◆ DATA RECORDS
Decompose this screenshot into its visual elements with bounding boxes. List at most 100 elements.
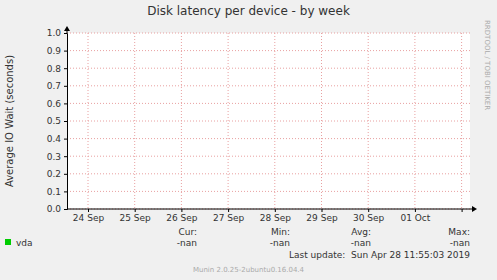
x-tick-mark <box>322 209 323 212</box>
y-tick-mark <box>64 103 67 104</box>
plot-area <box>67 33 470 209</box>
x-tick-mark <box>462 209 463 212</box>
y-axis-extension <box>67 30 68 33</box>
y-axis: 0.0 0.1 0.2 0.3 0.4 0.5 0.6 0.7 0.8 0.9 1.0 <box>47 28 68 214</box>
grid-line-y <box>67 191 470 192</box>
y-tick: 0.3 <box>47 152 67 162</box>
x-axis-extension <box>470 209 473 210</box>
x-tick: 28 Sep <box>260 209 292 223</box>
y-tick-label: 0.3 <box>47 152 61 162</box>
x-tick-mark <box>368 209 369 212</box>
y-tick-label: 0.6 <box>47 99 62 109</box>
grid-line-x <box>134 33 135 209</box>
background <box>0 0 497 280</box>
grid <box>67 33 470 209</box>
y-tick-label: 1.0 <box>47 28 62 38</box>
x-tick: 27 Sep <box>213 209 245 223</box>
y-tick-label: 0.7 <box>47 81 61 91</box>
y-tick: 0.1 <box>47 187 67 197</box>
y-tick: 0.2 <box>47 169 67 179</box>
grid-line-y <box>67 103 470 104</box>
x-tick: 29 Sep <box>306 209 338 223</box>
y-tick-label: 0.9 <box>47 46 62 56</box>
x-tick-label: 28 Sep <box>260 213 292 223</box>
legend-stat: -nan <box>351 238 371 248</box>
y-axis-line <box>64 34 68 210</box>
y-tick: 0.6 <box>47 99 67 109</box>
grid-line-x <box>274 33 275 209</box>
y-tick-mark <box>64 68 67 69</box>
x-tick-label: 26 Sep <box>166 213 198 223</box>
legend-header: Cur: <box>178 227 197 237</box>
chart: Disk latency per device - by week0.00.10… <box>0 0 497 280</box>
x-axis-line <box>67 209 470 210</box>
grid-line-x <box>228 33 229 209</box>
watermark: RRDTOOL / TOBI OETIKER <box>483 20 491 110</box>
grid-line-y <box>67 121 470 122</box>
y-tick-mark <box>64 174 67 175</box>
legend-label: vda <box>16 238 33 248</box>
y-tick: 0.5 <box>47 116 67 126</box>
x-tick-label: 24 Sep <box>73 213 105 223</box>
y-tick-label: 0.0 <box>47 204 62 214</box>
x-tick-mark <box>415 209 416 212</box>
x-tick-label: 25 Sep <box>120 213 152 223</box>
y-tick: 1.0 <box>47 28 67 38</box>
y-axis-title: Average IO Wait (seconds) <box>4 55 15 187</box>
grid-line-x <box>461 33 462 209</box>
y-tick-label: 0.5 <box>47 116 61 126</box>
y-tick: 0.8 <box>47 64 67 74</box>
grid-line-y <box>67 68 470 69</box>
grid-line-y <box>67 50 470 51</box>
y-tick-mark <box>64 209 67 210</box>
x-tick: 30 Sep <box>353 209 385 223</box>
legend-stat: -nan <box>450 238 470 248</box>
x-tick <box>462 209 463 212</box>
legend-header: Max: <box>448 227 470 237</box>
grid-line-y <box>67 209 470 210</box>
y-tick-mark <box>64 51 67 52</box>
title: Disk latency per device - by week <box>147 4 350 18</box>
y-tick: 0.7 <box>47 81 67 91</box>
y-tick: 0.9 <box>47 46 67 56</box>
grid-line-y <box>67 85 470 86</box>
grid-line-y <box>67 156 470 157</box>
y-tick-mark <box>64 156 67 157</box>
grid-line-x <box>321 33 322 209</box>
grid-line-x <box>88 33 89 209</box>
x-tick-mark <box>88 209 89 212</box>
x-tick-mark <box>228 209 229 212</box>
y-tick-mark <box>64 33 67 34</box>
y-tick: 0.4 <box>47 134 67 144</box>
y-tick-label: 0.4 <box>47 134 62 144</box>
x-tick: 26 Sep <box>166 209 198 223</box>
legend-swatch <box>5 239 11 245</box>
x-tick: 25 Sep <box>120 209 152 223</box>
last-update: Last update: Sun Apr 28 11:55:03 2019 <box>289 250 470 260</box>
x-axis: 24 Sep 25 Sep 26 Sep 27 Sep 28 Sep 29 Sep 30 S… <box>67 209 470 223</box>
legend-stat: -nan <box>177 238 197 248</box>
x-tick-label: 27 Sep <box>213 213 245 223</box>
legend-header: Avg: <box>351 227 371 237</box>
x-tick-mark <box>275 209 276 212</box>
credit: Munin 2.0.25-2ubuntu0.16.04.4 <box>193 266 305 274</box>
y-tick-label: 0.8 <box>47 64 62 74</box>
grid-line-y <box>67 138 470 139</box>
x-tick-mark <box>135 209 136 212</box>
x-tick-label: 30 Sep <box>353 213 385 223</box>
x-tick-mark <box>181 209 182 212</box>
x-tick-label: 01 Oct <box>400 213 430 223</box>
y-tick-label: 0.2 <box>47 169 61 179</box>
grid-line-y <box>67 173 470 174</box>
grid-line-x <box>368 33 369 209</box>
y-tick-mark <box>64 139 67 140</box>
y-tick: 0.0 <box>47 204 67 214</box>
grid-line-x <box>181 33 182 209</box>
x-tick: 24 Sep <box>73 209 105 223</box>
grid-line-x <box>414 33 415 209</box>
grid-line-y <box>67 33 470 34</box>
y-tick-label: 0.1 <box>47 187 61 197</box>
x-tick: 01 Oct <box>400 209 430 223</box>
y-tick-mark <box>64 121 67 122</box>
y-tick-mark <box>64 86 67 87</box>
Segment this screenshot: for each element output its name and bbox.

◆ PROBLEM TO WORK ON
Arrange the lines of the items above, from the line with "x-tick-mark <box>322 209 323 212</box>" up to and including the line with "x-axis-line <box>67 209 470 210</box>", as a JSON list of strings. Use one string per line and leave out any blank lines.

◆ SOLVED EXERCISE
[
  "x-tick-mark <box>322 209 323 212</box>",
  "y-tick-mark <box>64 103 67 104</box>",
  "plot-area <box>67 33 470 209</box>",
  "x-tick-mark <box>462 209 463 212</box>",
  "y-axis-extension <box>67 30 68 33</box>",
  "y-axis: 0.0 0.1 0.2 0.3 0.4 0.5 0.6 0.7 0.8 0.9 1.0 <box>47 28 68 214</box>",
  "grid-line-y <box>67 191 470 192</box>",
  "y-tick: 0.3 <box>47 152 67 162</box>",
  "x-axis-extension <box>470 209 473 210</box>",
  "x-tick: 28 Sep <box>260 209 292 223</box>",
  "y-tick-label: 0.3 <box>47 152 61 162</box>",
  "x-tick-mark <box>368 209 369 212</box>",
  "y-tick-label: 0.6 <box>47 99 62 109</box>",
  "grid-line-x <box>134 33 135 209</box>",
  "background <box>0 0 497 280</box>",
  "grid <box>67 33 470 209</box>",
  "y-tick-label: 1.0 <box>47 28 62 38</box>",
  "x-tick: 27 Sep <box>213 209 245 223</box>",
  "y-tick-label: 0.7 <box>47 81 61 91</box>",
  "y-tick: 0.1 <box>47 187 67 197</box>",
  "y-tick: 0.2 <box>47 169 67 179</box>",
  "grid-line-y <box>67 103 470 104</box>",
  "x-tick: 29 Sep <box>306 209 338 223</box>",
  "y-tick-label: 0.9 <box>47 46 62 56</box>",
  "x-tick-label: 28 Sep <box>260 213 292 223</box>",
  "legend-stat: -nan <box>351 238 371 248</box>",
  "y-axis-line <box>64 34 68 210</box>",
  "y-tick: 0.6 <box>47 99 67 109</box>",
  "grid-line-x <box>274 33 275 209</box>",
  "y-tick-mark <box>64 68 67 69</box>",
  "x-tick-label: 26 Sep <box>166 213 198 223</box>",
  "legend-header: Cur: <box>178 227 197 237</box>",
  "chart: Disk latency per device - by week0.00.10… <box>0 0 497 280</box>",
  "x-axis-line <box>67 209 470 210</box>"
]